**Records:**
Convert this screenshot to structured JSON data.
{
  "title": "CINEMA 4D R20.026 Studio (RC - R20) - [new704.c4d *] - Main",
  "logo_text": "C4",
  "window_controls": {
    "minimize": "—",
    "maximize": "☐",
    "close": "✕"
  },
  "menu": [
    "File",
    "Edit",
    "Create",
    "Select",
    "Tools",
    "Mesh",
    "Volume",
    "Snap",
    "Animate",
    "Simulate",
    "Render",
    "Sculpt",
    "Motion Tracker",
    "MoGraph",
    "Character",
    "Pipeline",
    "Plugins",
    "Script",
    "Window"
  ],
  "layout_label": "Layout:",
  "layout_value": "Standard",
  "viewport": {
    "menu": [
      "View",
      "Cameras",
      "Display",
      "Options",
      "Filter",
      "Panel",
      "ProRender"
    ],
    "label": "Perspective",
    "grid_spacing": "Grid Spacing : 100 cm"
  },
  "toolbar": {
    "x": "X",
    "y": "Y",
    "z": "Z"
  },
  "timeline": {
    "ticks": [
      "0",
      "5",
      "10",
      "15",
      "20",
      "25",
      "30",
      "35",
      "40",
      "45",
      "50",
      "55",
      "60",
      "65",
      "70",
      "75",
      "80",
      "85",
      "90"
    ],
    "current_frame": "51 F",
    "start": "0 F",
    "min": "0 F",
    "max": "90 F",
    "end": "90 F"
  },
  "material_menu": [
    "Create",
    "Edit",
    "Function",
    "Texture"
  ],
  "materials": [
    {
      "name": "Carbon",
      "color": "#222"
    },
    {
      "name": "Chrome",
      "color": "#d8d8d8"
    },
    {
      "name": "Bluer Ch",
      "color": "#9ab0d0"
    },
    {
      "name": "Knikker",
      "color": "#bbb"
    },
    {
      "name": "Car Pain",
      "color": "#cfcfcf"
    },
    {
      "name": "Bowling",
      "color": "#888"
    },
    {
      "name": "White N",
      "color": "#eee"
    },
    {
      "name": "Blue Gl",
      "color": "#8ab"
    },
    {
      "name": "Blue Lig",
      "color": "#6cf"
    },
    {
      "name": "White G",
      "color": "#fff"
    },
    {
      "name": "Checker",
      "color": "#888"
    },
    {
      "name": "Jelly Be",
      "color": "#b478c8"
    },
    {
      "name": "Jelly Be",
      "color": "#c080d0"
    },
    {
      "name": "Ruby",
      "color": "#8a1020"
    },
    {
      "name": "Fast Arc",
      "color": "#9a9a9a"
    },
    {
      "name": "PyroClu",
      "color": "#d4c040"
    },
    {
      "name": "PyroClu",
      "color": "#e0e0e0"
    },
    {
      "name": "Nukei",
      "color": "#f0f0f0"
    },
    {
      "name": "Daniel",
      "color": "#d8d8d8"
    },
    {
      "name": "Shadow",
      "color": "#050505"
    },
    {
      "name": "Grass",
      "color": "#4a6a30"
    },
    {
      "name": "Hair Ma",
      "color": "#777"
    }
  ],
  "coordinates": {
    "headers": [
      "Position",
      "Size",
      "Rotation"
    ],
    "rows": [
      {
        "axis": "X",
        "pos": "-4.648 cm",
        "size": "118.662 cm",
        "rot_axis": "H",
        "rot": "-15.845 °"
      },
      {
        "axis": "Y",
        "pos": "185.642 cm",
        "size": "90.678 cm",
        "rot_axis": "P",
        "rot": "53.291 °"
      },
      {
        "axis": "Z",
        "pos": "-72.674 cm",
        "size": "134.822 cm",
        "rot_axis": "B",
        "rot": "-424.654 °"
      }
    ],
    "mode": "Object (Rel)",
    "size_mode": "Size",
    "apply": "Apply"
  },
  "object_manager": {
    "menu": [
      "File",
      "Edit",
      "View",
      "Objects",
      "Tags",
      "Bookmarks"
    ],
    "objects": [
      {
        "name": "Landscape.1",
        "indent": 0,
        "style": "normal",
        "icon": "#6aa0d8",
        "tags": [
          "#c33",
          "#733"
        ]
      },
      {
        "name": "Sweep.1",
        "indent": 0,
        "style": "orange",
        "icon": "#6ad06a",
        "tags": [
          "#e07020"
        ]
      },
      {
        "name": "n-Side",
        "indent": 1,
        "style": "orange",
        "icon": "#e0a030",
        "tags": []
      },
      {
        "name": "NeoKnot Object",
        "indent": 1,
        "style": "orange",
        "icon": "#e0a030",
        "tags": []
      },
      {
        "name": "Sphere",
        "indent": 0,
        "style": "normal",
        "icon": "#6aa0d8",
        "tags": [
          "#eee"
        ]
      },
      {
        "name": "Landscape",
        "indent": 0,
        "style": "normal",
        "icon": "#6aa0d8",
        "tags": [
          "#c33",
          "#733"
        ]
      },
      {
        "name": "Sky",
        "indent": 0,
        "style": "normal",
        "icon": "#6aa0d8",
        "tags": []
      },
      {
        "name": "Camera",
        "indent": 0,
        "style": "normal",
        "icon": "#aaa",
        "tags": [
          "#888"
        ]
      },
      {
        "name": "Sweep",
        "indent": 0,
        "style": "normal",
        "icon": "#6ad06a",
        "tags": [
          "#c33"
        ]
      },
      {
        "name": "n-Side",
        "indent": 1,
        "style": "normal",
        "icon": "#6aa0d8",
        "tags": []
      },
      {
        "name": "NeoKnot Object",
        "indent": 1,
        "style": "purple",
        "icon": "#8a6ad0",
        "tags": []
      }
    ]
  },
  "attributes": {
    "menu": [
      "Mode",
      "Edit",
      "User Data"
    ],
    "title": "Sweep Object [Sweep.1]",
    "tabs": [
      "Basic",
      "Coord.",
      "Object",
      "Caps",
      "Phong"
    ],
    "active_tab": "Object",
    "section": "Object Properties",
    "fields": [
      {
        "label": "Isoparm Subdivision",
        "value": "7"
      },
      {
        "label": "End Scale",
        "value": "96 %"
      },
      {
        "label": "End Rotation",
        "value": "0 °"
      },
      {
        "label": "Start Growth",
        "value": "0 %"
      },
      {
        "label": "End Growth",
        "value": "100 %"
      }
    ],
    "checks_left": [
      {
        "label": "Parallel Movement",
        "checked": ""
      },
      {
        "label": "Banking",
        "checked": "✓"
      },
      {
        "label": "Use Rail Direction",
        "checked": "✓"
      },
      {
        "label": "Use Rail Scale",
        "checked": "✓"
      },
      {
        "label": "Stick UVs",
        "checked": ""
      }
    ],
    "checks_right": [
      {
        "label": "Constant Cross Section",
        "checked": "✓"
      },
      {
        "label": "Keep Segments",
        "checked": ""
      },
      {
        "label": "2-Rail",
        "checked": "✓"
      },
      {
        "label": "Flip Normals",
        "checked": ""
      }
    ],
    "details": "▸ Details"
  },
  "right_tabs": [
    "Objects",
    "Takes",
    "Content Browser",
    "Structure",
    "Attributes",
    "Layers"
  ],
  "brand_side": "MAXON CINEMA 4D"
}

**Problem to work on:** Copy out each line of the listing that holds "Growth".

**Completed task:**
        "label": "Start Growth",
        "label": "End Growth",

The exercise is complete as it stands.